• Objective: Your task is to transcribe all the entries exactly, excluding pictures.

┄┄┄┄┄┄

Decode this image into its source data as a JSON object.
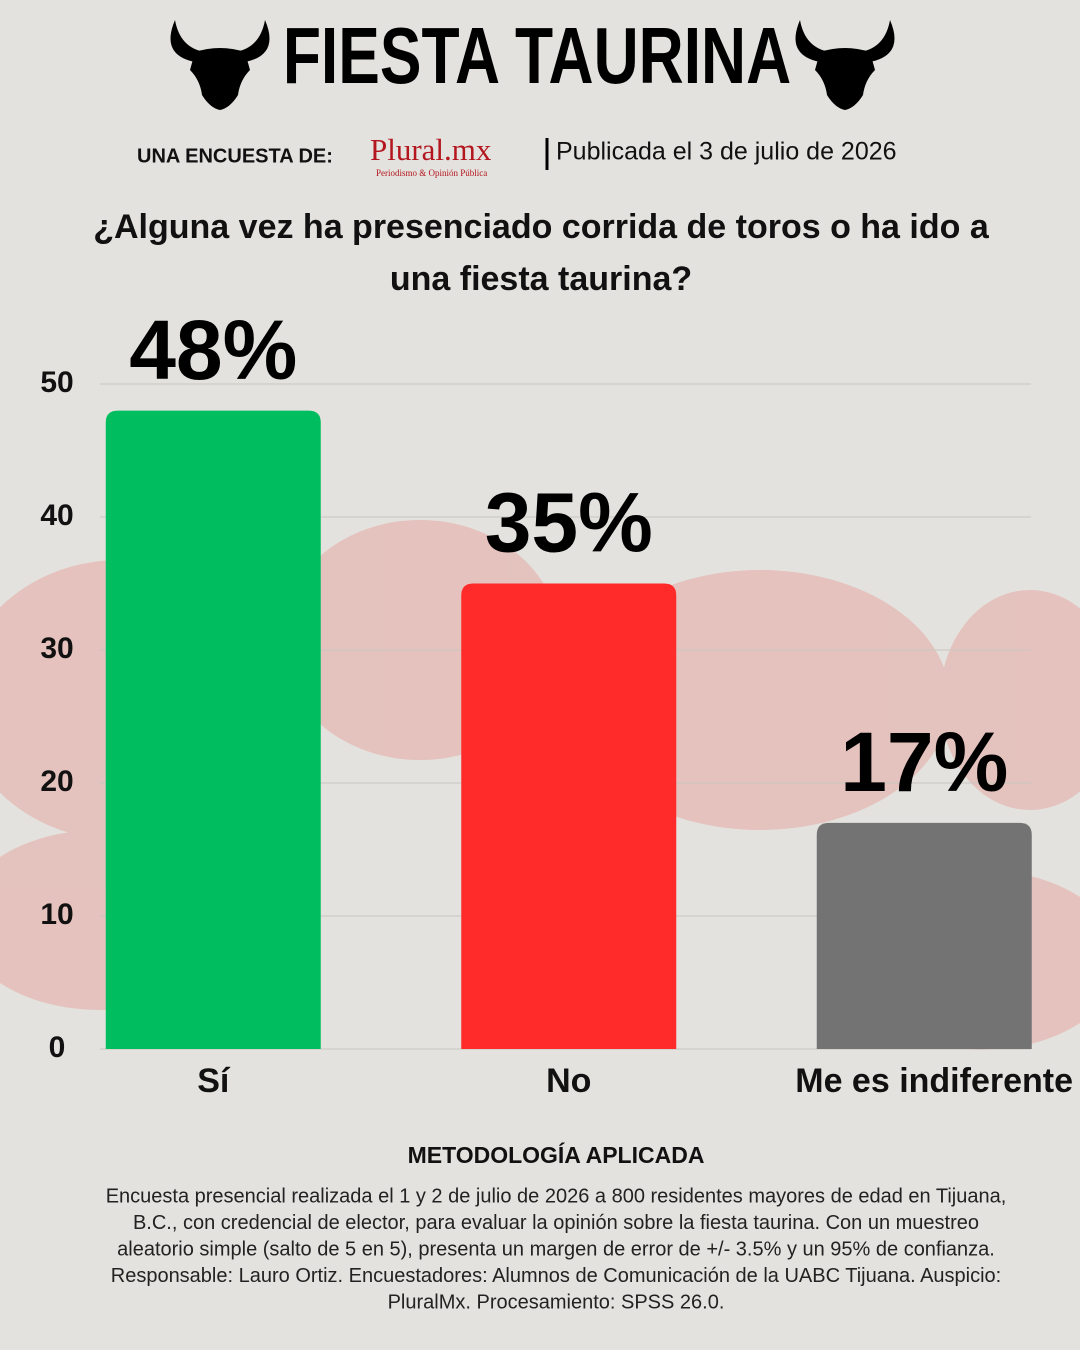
{
  "chart_data": {
    "type": "bar",
    "title": "FIESTA TAURINA",
    "byline_label": "UNA ENCUESTA DE:",
    "brand": "Plural.mx",
    "brand_tagline": "Periodismo & Opinión Pública",
    "published": "Publicada el 3 de julio de 2026",
    "question_lines": [
      "¿Alguna vez ha presenciado corrida de toros o ha ido a",
      "una fiesta taurina?"
    ],
    "categories": [
      "Sí",
      "No",
      "Me es indiferente"
    ],
    "values": [
      48,
      35,
      17
    ],
    "value_labels": [
      "48%",
      "35%",
      "17%"
    ],
    "colors": [
      "#00be5f",
      "#ff2a2a",
      "#737373"
    ],
    "ylim": [
      0,
      50
    ],
    "yticks": [
      0,
      10,
      20,
      30,
      40,
      50
    ],
    "grid": true,
    "methodology_title": "METODOLOGÍA APLICADA",
    "methodology_lines": [
      "Encuesta presencial realizada el 1 y 2 de julio de 2026 a 800 residentes mayores de edad en Tijuana,",
      "B.C., con credencial de elector, para evaluar la opinión sobre la fiesta taurina. Con un muestreo",
      "aleatorio simple (salto de 5 en 5), presenta un margen de error de +/- 3.5% y un 95% de confianza.",
      "Responsable: Lauro Ortiz. Encuestadores: Alumnos de Comunicación de la UABC Tijuana. Auspicio:",
      "PluralMx. Procesamiento: SPSS 26.0."
    ]
  }
}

┄┄┄┄┄┄

• Completed task:
Decode this image into its source data as a JSON object.
{
  "chart_data": {
    "type": "bar",
    "title": "FIESTA TAURINA",
    "byline_label": "UNA ENCUESTA DE:",
    "brand": "Plural.mx",
    "brand_tagline": "Periodismo & Opinión Pública",
    "published": "Publicada el 3 de julio de 2026",
    "question_lines": [
      "¿Alguna vez ha presenciado corrida de toros o ha ido a",
      "una fiesta taurina?"
    ],
    "categories": [
      "Sí",
      "No",
      "Me es indiferente"
    ],
    "values": [
      48,
      35,
      17
    ],
    "value_labels": [
      "48%",
      "35%",
      "17%"
    ],
    "colors": [
      "#00be5f",
      "#ff2a2a",
      "#737373"
    ],
    "ylim": [
      0,
      50
    ],
    "yticks": [
      0,
      10,
      20,
      30,
      40,
      50
    ],
    "grid": true,
    "methodology_title": "METODOLOGÍA APLICADA",
    "methodology_lines": [
      "Encuesta presencial realizada el 1 y 2 de julio de 2026 a 800 residentes mayores de edad en Tijuana,",
      "B.C., con credencial de elector, para evaluar la opinión sobre la fiesta taurina. Con un muestreo",
      "aleatorio simple (salto de 5 en 5), presenta un margen de error de +/- 3.5% y un 95% de confianza.",
      "Responsable: Lauro Ortiz. Encuestadores: Alumnos de Comunicación de la UABC Tijuana. Auspicio:",
      "PluralMx. Procesamiento: SPSS 26.0."
    ]
  }
}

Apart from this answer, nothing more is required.